━━━ INPUT MATERIAL ━━━
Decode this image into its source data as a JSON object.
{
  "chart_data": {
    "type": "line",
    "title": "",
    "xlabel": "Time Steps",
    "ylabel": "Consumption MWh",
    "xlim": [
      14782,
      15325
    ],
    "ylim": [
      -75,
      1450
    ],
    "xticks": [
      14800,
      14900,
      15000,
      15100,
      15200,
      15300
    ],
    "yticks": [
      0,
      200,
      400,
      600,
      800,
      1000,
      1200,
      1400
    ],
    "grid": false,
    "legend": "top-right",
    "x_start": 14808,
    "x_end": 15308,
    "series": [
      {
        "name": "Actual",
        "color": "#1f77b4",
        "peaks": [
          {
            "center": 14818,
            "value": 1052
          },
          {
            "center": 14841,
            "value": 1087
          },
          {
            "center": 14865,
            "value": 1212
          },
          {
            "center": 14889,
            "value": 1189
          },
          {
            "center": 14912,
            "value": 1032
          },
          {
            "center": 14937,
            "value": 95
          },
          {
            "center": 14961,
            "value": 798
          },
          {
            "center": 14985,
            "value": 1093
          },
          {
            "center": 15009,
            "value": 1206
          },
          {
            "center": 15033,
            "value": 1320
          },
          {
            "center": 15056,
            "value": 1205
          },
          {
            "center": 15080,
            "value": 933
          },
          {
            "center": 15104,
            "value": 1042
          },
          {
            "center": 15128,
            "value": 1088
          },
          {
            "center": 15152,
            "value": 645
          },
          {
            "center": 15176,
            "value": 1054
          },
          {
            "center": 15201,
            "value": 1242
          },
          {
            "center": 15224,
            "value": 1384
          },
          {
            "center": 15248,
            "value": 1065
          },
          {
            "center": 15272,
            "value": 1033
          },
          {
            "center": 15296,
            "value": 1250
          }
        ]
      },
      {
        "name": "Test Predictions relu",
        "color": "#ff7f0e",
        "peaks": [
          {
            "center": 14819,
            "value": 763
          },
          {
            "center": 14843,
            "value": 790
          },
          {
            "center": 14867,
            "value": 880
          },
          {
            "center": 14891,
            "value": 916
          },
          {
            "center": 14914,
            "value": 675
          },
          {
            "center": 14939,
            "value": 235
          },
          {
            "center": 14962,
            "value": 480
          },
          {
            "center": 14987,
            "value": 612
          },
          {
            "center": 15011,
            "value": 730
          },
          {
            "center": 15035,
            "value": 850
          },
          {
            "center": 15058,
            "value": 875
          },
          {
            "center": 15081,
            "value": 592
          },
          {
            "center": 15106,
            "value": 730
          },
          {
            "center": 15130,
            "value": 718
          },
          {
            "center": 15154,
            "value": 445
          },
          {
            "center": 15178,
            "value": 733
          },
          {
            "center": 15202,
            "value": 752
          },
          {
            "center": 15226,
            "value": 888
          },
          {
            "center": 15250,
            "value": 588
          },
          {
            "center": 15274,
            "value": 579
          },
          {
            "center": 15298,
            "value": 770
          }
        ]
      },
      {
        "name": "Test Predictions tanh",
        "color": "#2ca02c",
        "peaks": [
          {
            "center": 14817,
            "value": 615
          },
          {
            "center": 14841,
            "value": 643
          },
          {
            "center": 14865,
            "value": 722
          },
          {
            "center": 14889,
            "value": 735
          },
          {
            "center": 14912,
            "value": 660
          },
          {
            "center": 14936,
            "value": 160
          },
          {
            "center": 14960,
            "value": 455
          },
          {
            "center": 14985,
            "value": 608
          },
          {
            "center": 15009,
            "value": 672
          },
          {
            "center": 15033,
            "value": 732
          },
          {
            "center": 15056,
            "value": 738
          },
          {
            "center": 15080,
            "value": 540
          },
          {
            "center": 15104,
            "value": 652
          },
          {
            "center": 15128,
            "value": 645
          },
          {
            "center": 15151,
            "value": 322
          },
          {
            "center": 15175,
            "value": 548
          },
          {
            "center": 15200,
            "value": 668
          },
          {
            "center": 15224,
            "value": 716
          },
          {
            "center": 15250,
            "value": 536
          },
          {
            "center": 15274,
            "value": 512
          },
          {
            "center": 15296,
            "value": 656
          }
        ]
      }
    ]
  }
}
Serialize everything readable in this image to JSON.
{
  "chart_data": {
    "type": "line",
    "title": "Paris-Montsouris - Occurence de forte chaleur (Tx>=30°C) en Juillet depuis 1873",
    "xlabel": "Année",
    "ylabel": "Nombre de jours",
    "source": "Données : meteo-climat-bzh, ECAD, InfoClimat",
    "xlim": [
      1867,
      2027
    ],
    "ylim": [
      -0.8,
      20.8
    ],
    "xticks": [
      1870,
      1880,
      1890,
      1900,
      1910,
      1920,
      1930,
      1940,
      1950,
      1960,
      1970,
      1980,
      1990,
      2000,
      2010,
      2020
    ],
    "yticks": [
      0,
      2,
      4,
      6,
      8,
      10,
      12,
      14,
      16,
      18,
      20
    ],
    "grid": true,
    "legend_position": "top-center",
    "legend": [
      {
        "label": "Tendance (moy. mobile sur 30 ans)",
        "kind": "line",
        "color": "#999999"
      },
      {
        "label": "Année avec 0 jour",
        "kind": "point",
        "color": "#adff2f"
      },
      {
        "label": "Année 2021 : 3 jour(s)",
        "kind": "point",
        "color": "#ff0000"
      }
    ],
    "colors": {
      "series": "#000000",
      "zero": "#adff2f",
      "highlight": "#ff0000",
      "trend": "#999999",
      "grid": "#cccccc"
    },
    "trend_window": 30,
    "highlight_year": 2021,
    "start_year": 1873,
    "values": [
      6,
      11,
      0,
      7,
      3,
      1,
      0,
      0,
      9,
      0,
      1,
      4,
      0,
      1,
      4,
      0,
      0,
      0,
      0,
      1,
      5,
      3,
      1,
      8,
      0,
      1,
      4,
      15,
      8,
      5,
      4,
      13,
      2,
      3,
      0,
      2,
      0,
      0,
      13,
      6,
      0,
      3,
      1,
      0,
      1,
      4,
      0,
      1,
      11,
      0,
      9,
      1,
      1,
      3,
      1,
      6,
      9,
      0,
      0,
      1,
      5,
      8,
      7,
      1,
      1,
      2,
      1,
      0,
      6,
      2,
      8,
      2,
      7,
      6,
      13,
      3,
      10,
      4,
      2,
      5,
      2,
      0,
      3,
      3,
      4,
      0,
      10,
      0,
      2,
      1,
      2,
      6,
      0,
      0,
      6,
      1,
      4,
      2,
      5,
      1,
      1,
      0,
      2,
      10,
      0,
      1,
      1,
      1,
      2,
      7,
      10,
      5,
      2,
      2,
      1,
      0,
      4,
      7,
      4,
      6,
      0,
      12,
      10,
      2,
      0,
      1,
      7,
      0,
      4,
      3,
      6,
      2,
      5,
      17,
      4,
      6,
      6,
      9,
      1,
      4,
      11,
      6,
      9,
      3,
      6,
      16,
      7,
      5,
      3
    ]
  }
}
━━━
▸ WHAT THE TASK ASKS
Print every record exactly as it was given.

▸ IN RESPONSE
Decode this image into its source data as a JSON object.
{
  "chart_data": {
    "type": "line",
    "title": "",
    "xlabel": "Time Steps",
    "ylabel": "Consumption MWh",
    "xlim": [
      14782,
      15325
    ],
    "ylim": [
      -75,
      1450
    ],
    "xticks": [
      14800,
      14900,
      15000,
      15100,
      15200,
      15300
    ],
    "yticks": [
      0,
      200,
      400,
      600,
      800,
      1000,
      1200,
      1400
    ],
    "grid": false,
    "legend": "top-right",
    "x_start": 14808,
    "x_end": 15308,
    "series": [
      {
        "name": "Actual",
        "color": "#1f77b4",
        "peaks": [
          {
            "center": 14818,
            "value": 1052
          },
          {
            "center": 14841,
            "value": 1087
          },
          {
            "center": 14865,
            "value": 1212
          },
          {
            "center": 14889,
            "value": 1189
          },
          {
            "center": 14912,
            "value": 1032
          },
          {
            "center": 14937,
            "value": 95
          },
          {
            "center": 14961,
            "value": 798
          },
          {
            "center": 14985,
            "value": 1093
          },
          {
            "center": 15009,
            "value": 1206
          },
          {
            "center": 15033,
            "value": 1320
          },
          {
            "center": 15056,
            "value": 1205
          },
          {
            "center": 15080,
            "value": 933
          },
          {
            "center": 15104,
            "value": 1042
          },
          {
            "center": 15128,
            "value": 1088
          },
          {
            "center": 15152,
            "value": 645
          },
          {
            "center": 15176,
            "value": 1054
          },
          {
            "center": 15201,
            "value": 1242
          },
          {
            "center": 15224,
            "value": 1384
          },
          {
            "center": 15248,
            "value": 1065
          },
          {
            "center": 15272,
            "value": 1033
          },
          {
            "center": 15296,
            "value": 1250
          }
        ]
      },
      {
        "name": "Test Predictions relu",
        "color": "#ff7f0e",
        "peaks": [
          {
            "center": 14819,
            "value": 763
          },
          {
            "center": 14843,
            "value": 790
          },
          {
            "center": 14867,
            "value": 880
          },
          {
            "center": 14891,
            "value": 916
          },
          {
            "center": 14914,
            "value": 675
          },
          {
            "center": 14939,
            "value": 235
          },
          {
            "center": 14962,
            "value": 480
          },
          {
            "center": 14987,
            "value": 612
          },
          {
            "center": 15011,
            "value": 730
          },
          {
            "center": 15035,
            "value": 850
          },
          {
            "center": 15058,
            "value": 875
          },
          {
            "center": 15081,
            "value": 592
          },
          {
            "center": 15106,
            "value": 730
          },
          {
            "center": 15130,
            "value": 718
          },
          {
            "center": 15154,
            "value": 445
          },
          {
            "center": 15178,
            "value": 733
          },
          {
            "center": 15202,
            "value": 752
          },
          {
            "center": 15226,
            "value": 888
          },
          {
            "center": 15250,
            "value": 588
          },
          {
            "center": 15274,
            "value": 579
          },
          {
            "center": 15298,
            "value": 770
          }
        ]
      },
      {
        "name": "Test Predictions tanh",
        "color": "#2ca02c",
        "peaks": [
          {
            "center": 14817,
            "value": 615
          },
          {
            "center": 14841,
            "value": 643
          },
          {
            "center": 14865,
            "value": 722
          },
          {
            "center": 14889,
            "value": 735
          },
          {
            "center": 14912,
            "value": 660
          },
          {
            "center": 14936,
            "value": 160
          },
          {
            "center": 14960,
            "value": 455
          },
          {
            "center": 14985,
            "value": 608
          },
          {
            "center": 15009,
            "value": 672
          },
          {
            "center": 15033,
            "value": 732
          },
          {
            "center": 15056,
            "value": 738
          },
          {
            "center": 15080,
            "value": 540
          },
          {
            "center": 15104,
            "value": 652
          },
          {
            "center": 15128,
            "value": 645
          },
          {
            "center": 15151,
            "value": 322
          },
          {
            "center": 15175,
            "value": 548
          },
          {
            "center": 15200,
            "value": 668
          },
          {
            "center": 15224,
            "value": 716
          },
          {
            "center": 15250,
            "value": 536
          },
          {
            "center": 15274,
            "value": 512
          },
          {
            "center": 15296,
            "value": 656
          }
        ]
      }
    ]
  }
}
Serialize everything readable in this image to JSON.
{
  "chart_data": {
    "type": "line",
    "title": "Paris-Montsouris - Occurence de forte chaleur (Tx>=30°C) en Juillet depuis 1873",
    "xlabel": "Année",
    "ylabel": "Nombre de jours",
    "source": "Données : meteo-climat-bzh, ECAD, InfoClimat",
    "xlim": [
      1867,
      2027
    ],
    "ylim": [
      -0.8,
      20.8
    ],
    "xticks": [
      1870,
      1880,
      1890,
      1900,
      1910,
      1920,
      1930,
      1940,
      1950,
      1960,
      1970,
      1980,
      1990,
      2000,
      2010,
      2020
    ],
    "yticks": [
      0,
      2,
      4,
      6,
      8,
      10,
      12,
      14,
      16,
      18,
      20
    ],
    "grid": true,
    "legend_position": "top-center",
    "legend": [
      {
        "label": "Tendance (moy. mobile sur 30 ans)",
        "kind": "line",
        "color": "#999999"
      },
      {
        "label": "Année avec 0 jour",
        "kind": "point",
        "color": "#adff2f"
      },
      {
        "label": "Année 2021 : 3 jour(s)",
        "kind": "point",
        "color": "#ff0000"
      }
    ],
    "colors": {
      "series": "#000000",
      "zero": "#adff2f",
      "highlight": "#ff0000",
      "trend": "#999999",
      "grid": "#cccccc"
    },
    "trend_window": 30,
    "highlight_year": 2021,
    "start_year": 1873,
    "values": [
      6,
      11,
      0,
      7,
      3,
      1,
      0,
      0,
      9,
      0,
      1,
      4,
      0,
      1,
      4,
      0,
      0,
      0,
      0,
      1,
      5,
      3,
      1,
      8,
      0,
      1,
      4,
      15,
      8,
      5,
      4,
      13,
      2,
      3,
      0,
      2,
      0,
      0,
      13,
      6,
      0,
      3,
      1,
      0,
      1,
      4,
      0,
      1,
      11,
      0,
      9,
      1,
      1,
      3,
      1,
      6,
      9,
      0,
      0,
      1,
      5,
      8,
      7,
      1,
      1,
      2,
      1,
      0,
      6,
      2,
      8,
      2,
      7,
      6,
      13,
      3,
      10,
      4,
      2,
      5,
      2,
      0,
      3,
      3,
      4,
      0,
      10,
      0,
      2,
      1,
      2,
      6,
      0,
      0,
      6,
      1,
      4,
      2,
      5,
      1,
      1,
      0,
      2,
      10,
      0,
      1,
      1,
      1,
      2,
      7,
      10,
      5,
      2,
      2,
      1,
      0,
      4,
      7,
      4,
      6,
      0,
      12,
      10,
      2,
      0,
      1,
      7,
      0,
      4,
      3,
      6,
      2,
      5,
      17,
      4,
      6,
      6,
      9,
      1,
      4,
      11,
      6,
      9,
      3,
      6,
      16,
      7,
      5,
      3
    ]
  }
}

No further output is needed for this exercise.